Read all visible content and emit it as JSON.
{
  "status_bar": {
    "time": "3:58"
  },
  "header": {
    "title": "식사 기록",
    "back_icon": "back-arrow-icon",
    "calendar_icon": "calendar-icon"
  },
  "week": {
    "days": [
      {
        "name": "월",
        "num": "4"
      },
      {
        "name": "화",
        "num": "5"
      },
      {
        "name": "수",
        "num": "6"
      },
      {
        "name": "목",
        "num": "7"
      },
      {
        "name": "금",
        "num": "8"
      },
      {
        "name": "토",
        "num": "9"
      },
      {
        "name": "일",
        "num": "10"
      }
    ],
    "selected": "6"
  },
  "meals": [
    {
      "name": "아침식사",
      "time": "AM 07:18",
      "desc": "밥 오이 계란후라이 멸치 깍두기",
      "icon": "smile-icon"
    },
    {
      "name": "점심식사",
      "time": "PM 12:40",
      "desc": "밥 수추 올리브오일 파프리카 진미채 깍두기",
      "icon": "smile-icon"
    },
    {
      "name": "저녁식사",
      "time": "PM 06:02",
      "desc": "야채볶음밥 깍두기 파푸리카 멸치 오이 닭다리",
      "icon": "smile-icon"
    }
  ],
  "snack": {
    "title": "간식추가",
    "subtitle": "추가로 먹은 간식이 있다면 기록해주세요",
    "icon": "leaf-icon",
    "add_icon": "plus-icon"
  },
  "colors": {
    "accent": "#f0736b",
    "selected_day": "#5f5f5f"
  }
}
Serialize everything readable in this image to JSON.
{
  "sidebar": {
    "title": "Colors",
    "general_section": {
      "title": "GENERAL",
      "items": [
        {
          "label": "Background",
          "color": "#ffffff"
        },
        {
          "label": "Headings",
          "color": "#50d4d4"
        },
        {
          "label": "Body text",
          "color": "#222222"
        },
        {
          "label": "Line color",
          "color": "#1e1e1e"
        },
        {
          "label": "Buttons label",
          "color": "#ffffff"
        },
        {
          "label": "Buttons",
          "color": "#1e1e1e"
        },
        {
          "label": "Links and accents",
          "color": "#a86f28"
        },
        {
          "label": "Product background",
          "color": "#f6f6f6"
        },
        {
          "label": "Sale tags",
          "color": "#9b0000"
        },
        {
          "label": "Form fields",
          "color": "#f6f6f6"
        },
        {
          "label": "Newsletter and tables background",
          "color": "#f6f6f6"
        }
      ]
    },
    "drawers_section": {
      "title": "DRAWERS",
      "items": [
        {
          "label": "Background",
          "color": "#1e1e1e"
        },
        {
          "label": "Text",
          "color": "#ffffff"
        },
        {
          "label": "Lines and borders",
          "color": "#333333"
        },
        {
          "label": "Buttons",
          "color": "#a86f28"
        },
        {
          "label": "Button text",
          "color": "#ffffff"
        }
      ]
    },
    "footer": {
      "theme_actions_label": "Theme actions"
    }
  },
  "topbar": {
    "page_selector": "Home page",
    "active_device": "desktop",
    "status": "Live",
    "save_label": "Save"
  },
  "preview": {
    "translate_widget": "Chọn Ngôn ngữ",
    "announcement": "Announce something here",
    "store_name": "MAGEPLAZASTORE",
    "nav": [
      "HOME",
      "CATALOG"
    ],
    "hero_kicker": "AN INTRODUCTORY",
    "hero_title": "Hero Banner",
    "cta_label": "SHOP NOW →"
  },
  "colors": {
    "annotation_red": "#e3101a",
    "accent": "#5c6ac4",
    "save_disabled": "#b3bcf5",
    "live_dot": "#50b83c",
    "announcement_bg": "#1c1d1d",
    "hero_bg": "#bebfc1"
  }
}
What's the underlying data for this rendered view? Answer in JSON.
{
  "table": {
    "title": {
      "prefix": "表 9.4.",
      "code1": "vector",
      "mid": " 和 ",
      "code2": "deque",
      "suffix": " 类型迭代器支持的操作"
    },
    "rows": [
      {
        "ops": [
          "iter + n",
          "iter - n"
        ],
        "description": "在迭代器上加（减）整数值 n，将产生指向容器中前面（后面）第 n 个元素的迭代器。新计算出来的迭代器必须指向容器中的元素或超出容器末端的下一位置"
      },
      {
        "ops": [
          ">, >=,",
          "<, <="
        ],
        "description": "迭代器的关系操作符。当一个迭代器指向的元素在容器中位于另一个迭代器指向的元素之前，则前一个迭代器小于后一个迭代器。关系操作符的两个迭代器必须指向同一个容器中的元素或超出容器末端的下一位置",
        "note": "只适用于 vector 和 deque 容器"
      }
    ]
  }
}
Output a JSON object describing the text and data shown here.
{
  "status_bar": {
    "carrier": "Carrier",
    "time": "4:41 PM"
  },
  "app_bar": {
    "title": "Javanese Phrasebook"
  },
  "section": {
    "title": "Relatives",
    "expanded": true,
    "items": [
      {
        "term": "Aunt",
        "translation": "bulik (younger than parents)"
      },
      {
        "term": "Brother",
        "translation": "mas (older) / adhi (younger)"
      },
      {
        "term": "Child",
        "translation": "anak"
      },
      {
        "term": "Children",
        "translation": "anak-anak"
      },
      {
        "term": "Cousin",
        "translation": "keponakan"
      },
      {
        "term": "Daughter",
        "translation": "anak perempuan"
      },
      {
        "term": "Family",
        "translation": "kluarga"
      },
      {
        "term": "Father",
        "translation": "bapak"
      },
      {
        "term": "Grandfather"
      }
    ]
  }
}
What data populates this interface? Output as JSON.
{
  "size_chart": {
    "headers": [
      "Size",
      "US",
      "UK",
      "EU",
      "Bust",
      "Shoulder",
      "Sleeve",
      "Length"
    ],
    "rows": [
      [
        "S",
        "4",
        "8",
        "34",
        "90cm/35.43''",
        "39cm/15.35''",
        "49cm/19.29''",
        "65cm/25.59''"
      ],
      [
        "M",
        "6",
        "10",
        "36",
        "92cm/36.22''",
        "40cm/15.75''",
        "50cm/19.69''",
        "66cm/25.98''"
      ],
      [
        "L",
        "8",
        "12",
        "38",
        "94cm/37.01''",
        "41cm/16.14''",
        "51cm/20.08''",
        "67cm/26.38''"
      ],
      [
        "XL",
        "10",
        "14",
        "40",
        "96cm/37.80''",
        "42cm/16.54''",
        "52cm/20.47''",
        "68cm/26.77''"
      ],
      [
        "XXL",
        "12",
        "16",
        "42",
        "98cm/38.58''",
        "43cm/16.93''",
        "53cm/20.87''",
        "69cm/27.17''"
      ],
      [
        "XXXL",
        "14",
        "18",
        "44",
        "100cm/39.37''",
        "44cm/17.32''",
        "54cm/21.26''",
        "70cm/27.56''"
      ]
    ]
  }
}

^^^^^^^^

SHORT PROBLEM - Lines containing the word "translation" must all be returned from the material above.

SOLUTION TO THIS PROBLEM -
        "translation": "bulik (younger than parents)"
        "translation": "mas (older) / adhi (younger)"
        "translation": "anak"
        "translation": "anak-anak"
        "translation": "keponakan"
        "translation": "anak perempuan"
        "translation": "kluarga"
        "translation": "bapak"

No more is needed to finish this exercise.